> _Given request_:
Go through the material below and copy each line where the word "title" appears.

Items from a figure collection
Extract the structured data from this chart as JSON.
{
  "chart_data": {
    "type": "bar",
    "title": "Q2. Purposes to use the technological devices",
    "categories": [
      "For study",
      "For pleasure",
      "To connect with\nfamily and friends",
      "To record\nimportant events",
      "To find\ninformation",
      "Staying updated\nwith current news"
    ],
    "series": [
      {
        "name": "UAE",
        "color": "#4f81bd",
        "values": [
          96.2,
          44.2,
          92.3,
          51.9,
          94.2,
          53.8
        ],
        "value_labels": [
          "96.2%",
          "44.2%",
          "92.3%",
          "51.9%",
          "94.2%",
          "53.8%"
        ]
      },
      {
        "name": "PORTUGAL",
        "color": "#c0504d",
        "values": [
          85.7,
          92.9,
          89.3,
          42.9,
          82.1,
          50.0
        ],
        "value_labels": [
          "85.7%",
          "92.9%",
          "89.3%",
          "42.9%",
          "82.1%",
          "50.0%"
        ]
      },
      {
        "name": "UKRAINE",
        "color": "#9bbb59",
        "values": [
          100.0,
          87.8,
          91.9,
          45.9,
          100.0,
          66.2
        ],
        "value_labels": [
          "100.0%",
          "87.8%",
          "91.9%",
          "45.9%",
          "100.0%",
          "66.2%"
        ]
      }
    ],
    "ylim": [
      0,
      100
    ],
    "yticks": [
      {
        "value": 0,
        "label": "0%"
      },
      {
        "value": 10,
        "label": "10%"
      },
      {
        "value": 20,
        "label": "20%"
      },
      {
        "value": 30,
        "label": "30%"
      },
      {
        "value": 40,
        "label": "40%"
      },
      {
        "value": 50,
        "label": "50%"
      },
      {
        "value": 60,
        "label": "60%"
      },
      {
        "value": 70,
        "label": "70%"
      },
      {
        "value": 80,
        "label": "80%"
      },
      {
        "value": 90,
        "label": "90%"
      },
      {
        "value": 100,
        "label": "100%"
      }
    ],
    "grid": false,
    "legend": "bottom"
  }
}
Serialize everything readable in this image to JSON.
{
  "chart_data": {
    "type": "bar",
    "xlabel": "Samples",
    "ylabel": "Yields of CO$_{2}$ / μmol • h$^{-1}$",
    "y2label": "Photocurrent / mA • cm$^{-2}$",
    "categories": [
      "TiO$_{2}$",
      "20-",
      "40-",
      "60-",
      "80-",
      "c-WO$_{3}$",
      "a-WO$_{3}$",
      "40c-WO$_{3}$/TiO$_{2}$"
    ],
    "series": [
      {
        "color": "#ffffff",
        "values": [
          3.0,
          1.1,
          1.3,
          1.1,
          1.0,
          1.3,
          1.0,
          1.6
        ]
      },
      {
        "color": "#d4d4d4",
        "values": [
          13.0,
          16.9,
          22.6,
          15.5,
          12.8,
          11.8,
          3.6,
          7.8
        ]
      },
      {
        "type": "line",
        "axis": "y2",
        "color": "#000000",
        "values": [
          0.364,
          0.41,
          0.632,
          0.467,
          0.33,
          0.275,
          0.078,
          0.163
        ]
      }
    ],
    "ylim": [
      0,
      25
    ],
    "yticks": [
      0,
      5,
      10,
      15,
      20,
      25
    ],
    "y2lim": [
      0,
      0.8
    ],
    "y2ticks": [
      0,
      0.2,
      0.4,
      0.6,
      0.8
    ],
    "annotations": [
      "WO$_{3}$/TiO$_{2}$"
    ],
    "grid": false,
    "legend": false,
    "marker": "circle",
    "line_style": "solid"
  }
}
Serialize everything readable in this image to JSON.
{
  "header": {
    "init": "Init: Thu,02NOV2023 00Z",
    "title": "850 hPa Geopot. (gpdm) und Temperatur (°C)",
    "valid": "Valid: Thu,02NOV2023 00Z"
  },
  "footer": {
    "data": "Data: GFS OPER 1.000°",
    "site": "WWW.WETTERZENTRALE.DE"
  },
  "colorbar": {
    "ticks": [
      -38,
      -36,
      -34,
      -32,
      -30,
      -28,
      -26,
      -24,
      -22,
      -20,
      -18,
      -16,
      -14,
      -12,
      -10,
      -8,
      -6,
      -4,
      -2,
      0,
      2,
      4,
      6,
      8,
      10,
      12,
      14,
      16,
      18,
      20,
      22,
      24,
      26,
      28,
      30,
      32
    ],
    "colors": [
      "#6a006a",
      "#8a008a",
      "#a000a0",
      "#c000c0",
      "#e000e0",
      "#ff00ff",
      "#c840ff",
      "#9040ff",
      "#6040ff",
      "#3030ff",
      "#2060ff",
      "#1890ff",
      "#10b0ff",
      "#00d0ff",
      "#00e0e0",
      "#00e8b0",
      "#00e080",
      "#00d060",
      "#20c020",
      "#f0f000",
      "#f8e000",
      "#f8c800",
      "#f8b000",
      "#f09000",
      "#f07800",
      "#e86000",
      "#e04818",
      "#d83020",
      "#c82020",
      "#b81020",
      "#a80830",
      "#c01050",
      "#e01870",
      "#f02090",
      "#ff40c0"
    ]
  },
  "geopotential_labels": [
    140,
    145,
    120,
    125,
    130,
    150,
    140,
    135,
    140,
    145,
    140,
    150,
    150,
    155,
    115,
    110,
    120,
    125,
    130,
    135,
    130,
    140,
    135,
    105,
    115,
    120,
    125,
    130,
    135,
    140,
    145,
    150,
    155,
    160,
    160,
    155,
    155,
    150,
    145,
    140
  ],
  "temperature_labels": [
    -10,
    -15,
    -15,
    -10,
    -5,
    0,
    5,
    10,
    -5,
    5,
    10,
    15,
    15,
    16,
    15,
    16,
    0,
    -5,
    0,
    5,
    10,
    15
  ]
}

> _Expected answer_:
    "title": "Q2. Purposes to use the technological devices",
    "title": "850 hPa Geopot. (gpdm) und Temperatur (°C)",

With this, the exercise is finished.